──────── Material for this exercise

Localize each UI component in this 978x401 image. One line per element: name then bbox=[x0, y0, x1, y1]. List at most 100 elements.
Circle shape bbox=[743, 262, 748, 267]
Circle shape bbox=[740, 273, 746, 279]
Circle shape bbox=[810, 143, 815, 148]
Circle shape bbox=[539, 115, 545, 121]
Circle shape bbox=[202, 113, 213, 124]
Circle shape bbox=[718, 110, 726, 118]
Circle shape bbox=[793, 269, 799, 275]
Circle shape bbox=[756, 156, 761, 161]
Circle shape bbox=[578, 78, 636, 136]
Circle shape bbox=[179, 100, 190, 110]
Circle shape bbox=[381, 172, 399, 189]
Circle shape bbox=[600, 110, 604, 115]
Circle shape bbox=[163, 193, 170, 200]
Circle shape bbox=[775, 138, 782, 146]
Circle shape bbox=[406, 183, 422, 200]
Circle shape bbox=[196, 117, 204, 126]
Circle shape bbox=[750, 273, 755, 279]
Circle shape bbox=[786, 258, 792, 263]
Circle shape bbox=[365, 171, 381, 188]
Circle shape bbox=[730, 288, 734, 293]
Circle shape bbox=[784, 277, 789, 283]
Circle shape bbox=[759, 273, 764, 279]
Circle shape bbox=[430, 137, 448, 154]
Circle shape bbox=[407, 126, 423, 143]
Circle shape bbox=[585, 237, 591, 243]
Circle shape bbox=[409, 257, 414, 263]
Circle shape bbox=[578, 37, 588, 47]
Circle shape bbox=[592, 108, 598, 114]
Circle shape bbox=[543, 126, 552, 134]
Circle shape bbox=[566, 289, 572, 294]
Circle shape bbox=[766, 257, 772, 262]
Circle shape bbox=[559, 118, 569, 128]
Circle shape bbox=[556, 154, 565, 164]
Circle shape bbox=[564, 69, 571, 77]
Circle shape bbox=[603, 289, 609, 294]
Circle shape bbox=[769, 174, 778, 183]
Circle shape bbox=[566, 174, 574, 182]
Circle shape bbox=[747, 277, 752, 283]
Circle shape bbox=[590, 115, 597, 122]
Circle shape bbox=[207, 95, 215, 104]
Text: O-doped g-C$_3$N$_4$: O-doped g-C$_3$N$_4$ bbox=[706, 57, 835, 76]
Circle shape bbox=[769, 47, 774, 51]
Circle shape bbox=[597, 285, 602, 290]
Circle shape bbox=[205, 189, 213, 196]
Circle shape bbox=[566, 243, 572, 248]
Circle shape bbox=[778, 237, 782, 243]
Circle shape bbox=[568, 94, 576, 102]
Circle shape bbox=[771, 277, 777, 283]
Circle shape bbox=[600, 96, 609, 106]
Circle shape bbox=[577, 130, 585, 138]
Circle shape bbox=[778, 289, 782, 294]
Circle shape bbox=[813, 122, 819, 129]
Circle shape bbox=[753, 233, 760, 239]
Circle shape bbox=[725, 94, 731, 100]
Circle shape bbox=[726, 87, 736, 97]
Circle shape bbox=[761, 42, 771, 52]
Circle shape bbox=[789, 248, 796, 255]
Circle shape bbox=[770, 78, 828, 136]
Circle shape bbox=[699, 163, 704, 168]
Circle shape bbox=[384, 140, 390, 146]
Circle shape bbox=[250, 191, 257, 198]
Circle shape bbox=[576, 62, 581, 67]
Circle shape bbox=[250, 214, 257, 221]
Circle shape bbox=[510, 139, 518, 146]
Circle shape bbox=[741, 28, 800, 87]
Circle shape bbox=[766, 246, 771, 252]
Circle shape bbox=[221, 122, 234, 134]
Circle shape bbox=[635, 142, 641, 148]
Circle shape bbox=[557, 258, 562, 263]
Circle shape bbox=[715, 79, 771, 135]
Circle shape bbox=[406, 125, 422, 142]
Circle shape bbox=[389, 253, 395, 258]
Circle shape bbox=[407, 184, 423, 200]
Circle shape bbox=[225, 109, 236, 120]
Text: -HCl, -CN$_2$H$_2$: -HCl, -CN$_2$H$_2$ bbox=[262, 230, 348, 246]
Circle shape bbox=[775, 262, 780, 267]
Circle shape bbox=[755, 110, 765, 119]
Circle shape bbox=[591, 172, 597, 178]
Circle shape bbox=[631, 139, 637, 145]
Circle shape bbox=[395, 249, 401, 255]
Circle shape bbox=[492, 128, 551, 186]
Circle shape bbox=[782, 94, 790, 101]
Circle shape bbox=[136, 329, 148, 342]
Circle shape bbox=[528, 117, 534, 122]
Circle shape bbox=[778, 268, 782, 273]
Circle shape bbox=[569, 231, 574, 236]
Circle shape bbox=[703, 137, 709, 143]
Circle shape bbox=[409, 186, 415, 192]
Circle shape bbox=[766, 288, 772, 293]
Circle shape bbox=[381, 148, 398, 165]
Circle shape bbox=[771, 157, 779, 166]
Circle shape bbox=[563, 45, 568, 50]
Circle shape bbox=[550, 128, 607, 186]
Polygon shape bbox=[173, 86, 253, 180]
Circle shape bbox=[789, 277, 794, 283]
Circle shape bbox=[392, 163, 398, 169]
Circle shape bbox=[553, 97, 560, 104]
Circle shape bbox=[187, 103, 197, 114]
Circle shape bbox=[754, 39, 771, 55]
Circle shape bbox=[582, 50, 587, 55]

────────────────

## Requirements
Return the lines from the start of the records through the line containing "Circle shape bbox=[603, 289, 609, 294]", both included, reproducing each one unchanged.

## Task solution
Localize each UI component in this 978x401 image. One line per element: name then bbox=[x0, y0, x1, y1]. List at most 100 elements.
Circle shape bbox=[743, 262, 748, 267]
Circle shape bbox=[740, 273, 746, 279]
Circle shape bbox=[810, 143, 815, 148]
Circle shape bbox=[539, 115, 545, 121]
Circle shape bbox=[202, 113, 213, 124]
Circle shape bbox=[718, 110, 726, 118]
Circle shape bbox=[793, 269, 799, 275]
Circle shape bbox=[756, 156, 761, 161]
Circle shape bbox=[578, 78, 636, 136]
Circle shape bbox=[179, 100, 190, 110]
Circle shape bbox=[381, 172, 399, 189]
Circle shape bbox=[600, 110, 604, 115]
Circle shape bbox=[163, 193, 170, 200]
Circle shape bbox=[775, 138, 782, 146]
Circle shape bbox=[406, 183, 422, 200]
Circle shape bbox=[196, 117, 204, 126]
Circle shape bbox=[750, 273, 755, 279]
Circle shape bbox=[786, 258, 792, 263]
Circle shape bbox=[365, 171, 381, 188]
Circle shape bbox=[730, 288, 734, 293]
Circle shape bbox=[784, 277, 789, 283]
Circle shape bbox=[759, 273, 764, 279]
Circle shape bbox=[430, 137, 448, 154]
Circle shape bbox=[407, 126, 423, 143]
Circle shape bbox=[585, 237, 591, 243]
Circle shape bbox=[409, 257, 414, 263]
Circle shape bbox=[578, 37, 588, 47]
Circle shape bbox=[592, 108, 598, 114]
Circle shape bbox=[543, 126, 552, 134]
Circle shape bbox=[566, 289, 572, 294]
Circle shape bbox=[766, 257, 772, 262]
Circle shape bbox=[559, 118, 569, 128]
Circle shape bbox=[556, 154, 565, 164]
Circle shape bbox=[564, 69, 571, 77]
Circle shape bbox=[603, 289, 609, 294]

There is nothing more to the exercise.